* _Task objective_
Keep only those lines of the records that include the string "property".

_ _ _

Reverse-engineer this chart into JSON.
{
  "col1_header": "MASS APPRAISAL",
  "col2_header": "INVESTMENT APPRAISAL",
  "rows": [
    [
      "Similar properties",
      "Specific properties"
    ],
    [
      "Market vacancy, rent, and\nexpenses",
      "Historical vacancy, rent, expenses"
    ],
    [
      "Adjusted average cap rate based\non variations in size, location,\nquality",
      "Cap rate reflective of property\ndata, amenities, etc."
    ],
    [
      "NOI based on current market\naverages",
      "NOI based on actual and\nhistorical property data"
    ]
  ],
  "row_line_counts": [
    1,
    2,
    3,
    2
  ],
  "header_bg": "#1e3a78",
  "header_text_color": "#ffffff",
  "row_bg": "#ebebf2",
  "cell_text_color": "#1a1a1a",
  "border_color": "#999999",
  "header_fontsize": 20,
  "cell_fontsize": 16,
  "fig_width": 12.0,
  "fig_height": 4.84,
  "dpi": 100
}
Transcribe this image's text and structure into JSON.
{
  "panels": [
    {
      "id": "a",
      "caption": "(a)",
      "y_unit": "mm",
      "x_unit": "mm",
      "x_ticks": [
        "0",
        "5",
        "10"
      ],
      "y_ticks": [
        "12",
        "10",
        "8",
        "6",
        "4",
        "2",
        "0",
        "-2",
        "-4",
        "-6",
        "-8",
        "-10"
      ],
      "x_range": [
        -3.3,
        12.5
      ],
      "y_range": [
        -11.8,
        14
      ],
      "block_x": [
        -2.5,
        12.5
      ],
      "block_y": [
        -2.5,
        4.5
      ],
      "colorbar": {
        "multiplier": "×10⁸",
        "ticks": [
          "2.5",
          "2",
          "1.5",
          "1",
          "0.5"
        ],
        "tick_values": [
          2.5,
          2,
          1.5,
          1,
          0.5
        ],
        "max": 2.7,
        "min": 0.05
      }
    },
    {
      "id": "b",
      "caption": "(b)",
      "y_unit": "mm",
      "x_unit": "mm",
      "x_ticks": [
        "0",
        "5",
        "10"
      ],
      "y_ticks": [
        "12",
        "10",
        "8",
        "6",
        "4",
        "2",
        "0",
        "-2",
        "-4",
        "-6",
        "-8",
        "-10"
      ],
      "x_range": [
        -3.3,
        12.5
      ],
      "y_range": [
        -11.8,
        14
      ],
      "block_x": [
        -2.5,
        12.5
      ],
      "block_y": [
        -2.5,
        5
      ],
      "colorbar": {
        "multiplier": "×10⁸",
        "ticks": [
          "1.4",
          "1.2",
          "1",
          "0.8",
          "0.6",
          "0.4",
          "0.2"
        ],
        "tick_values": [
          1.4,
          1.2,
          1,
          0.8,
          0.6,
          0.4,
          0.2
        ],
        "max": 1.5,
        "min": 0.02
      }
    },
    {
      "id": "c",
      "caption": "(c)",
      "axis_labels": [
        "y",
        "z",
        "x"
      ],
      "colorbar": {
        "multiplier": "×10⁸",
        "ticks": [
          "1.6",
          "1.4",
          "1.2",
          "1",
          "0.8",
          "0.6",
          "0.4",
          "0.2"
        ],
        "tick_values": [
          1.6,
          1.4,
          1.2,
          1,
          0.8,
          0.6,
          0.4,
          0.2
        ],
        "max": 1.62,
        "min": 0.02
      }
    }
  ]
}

_ _ _

* _Task result_
      "Cap rate reflective of property\ndata, amenities, etc."
      "NOI based on actual and\nhistorical property data"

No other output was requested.